**WHAT NEEDS TO BE DONE**:
Pull every line that holds the word "source" from the entries.

**DATA ENTRIES**:

────────

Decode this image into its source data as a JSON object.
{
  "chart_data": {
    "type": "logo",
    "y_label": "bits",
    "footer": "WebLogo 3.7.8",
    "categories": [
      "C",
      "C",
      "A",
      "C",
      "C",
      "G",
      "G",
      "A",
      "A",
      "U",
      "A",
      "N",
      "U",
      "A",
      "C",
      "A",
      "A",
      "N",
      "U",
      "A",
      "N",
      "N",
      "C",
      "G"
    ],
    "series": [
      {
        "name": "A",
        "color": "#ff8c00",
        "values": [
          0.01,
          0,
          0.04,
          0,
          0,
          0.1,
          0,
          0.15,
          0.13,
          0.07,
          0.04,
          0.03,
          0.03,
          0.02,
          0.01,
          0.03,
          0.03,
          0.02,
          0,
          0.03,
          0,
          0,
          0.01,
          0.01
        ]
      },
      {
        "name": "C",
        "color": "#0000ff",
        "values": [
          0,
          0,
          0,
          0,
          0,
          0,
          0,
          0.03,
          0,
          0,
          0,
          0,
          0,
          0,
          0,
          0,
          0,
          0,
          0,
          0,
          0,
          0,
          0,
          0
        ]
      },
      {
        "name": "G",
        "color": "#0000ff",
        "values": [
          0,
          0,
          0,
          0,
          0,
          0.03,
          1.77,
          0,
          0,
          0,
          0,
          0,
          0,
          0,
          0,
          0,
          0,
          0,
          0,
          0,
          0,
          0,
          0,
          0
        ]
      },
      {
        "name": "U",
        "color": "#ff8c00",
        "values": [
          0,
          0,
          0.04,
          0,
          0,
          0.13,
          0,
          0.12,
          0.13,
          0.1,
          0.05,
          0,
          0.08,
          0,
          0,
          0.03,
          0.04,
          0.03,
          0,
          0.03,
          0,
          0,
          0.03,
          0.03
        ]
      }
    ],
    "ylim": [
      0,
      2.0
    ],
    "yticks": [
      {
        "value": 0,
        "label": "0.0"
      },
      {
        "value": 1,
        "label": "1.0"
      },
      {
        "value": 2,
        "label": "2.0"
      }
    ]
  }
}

────────

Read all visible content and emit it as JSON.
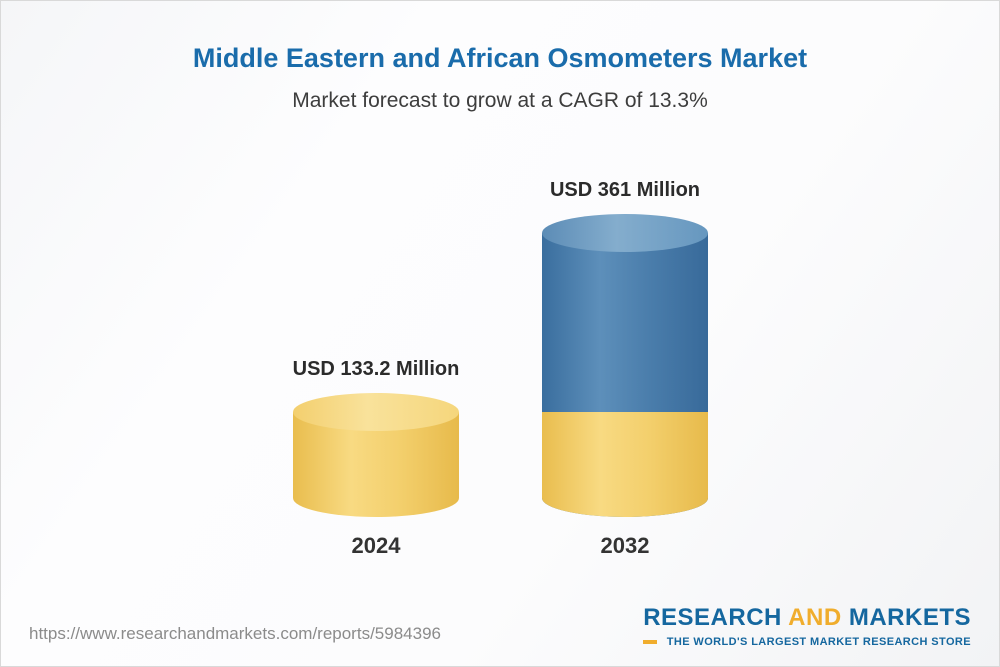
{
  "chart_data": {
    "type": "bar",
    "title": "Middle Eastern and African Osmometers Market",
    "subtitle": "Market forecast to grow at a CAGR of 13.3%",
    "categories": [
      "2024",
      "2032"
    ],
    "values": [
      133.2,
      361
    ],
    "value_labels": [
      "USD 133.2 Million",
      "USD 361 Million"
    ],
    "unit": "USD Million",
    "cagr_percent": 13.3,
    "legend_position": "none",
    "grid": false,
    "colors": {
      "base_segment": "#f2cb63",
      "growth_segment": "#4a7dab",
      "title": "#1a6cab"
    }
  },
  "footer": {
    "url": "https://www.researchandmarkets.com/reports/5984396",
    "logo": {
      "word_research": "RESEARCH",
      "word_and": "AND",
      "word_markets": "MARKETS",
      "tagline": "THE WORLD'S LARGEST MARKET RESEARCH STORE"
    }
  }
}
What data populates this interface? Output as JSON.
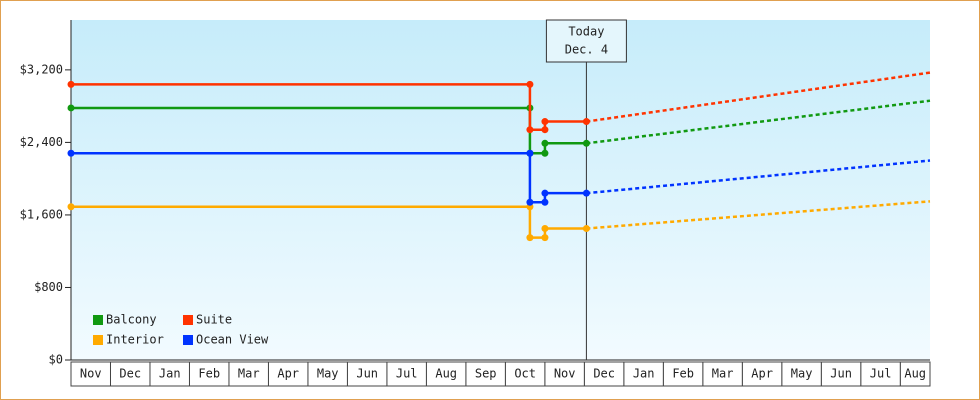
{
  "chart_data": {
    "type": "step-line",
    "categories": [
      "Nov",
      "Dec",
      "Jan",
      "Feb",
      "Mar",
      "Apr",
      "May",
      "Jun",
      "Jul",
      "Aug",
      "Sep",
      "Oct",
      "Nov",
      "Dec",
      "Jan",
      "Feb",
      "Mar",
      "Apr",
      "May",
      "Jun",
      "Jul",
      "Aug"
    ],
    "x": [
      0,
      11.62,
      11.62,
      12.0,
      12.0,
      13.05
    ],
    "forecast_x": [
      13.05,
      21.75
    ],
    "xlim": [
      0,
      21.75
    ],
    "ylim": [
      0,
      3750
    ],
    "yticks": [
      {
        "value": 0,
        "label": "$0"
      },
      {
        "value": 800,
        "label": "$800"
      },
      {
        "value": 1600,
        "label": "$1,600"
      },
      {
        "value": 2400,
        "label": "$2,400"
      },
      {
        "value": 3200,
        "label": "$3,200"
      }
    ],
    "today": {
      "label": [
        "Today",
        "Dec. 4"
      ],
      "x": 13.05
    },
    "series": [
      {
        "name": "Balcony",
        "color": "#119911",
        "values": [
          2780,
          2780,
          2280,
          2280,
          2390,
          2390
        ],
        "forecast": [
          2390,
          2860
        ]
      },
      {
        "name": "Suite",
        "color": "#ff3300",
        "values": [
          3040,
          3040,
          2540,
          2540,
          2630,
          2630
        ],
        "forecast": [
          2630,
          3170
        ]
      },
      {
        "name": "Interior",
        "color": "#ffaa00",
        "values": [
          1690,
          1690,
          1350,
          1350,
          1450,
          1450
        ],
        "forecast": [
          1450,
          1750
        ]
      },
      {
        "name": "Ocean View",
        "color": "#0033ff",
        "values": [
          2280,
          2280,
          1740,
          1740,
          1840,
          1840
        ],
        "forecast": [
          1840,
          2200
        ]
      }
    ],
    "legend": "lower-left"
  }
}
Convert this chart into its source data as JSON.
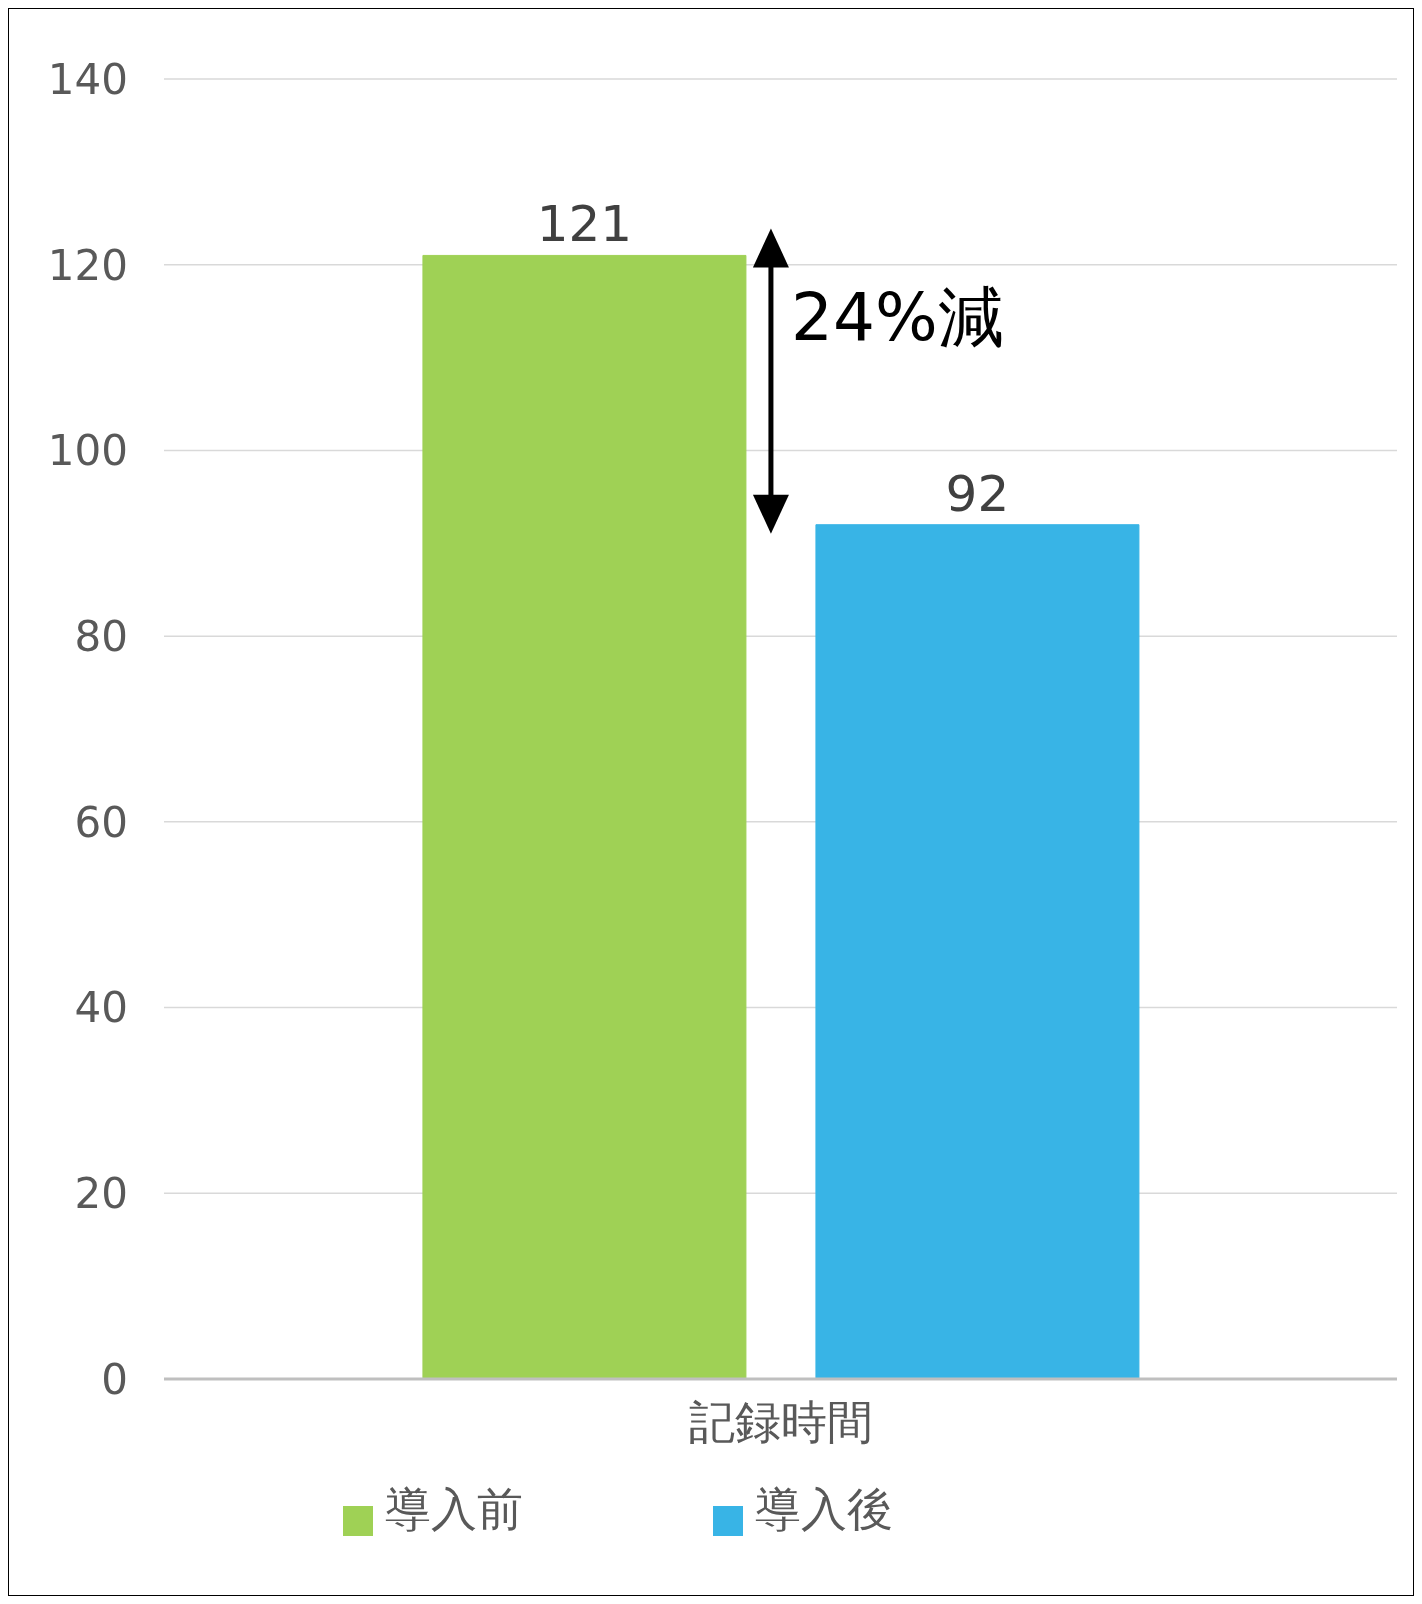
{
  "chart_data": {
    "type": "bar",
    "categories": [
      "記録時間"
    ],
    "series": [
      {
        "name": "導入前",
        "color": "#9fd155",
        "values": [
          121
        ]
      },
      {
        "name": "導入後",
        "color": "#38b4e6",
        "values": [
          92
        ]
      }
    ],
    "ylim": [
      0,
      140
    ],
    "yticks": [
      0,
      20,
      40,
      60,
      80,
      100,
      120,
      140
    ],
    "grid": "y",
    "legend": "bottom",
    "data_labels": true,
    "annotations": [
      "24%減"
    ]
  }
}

────────

**RESULT**:
Decode this image into its source data as a JSON object.
Convert this chart into its source data as JSON.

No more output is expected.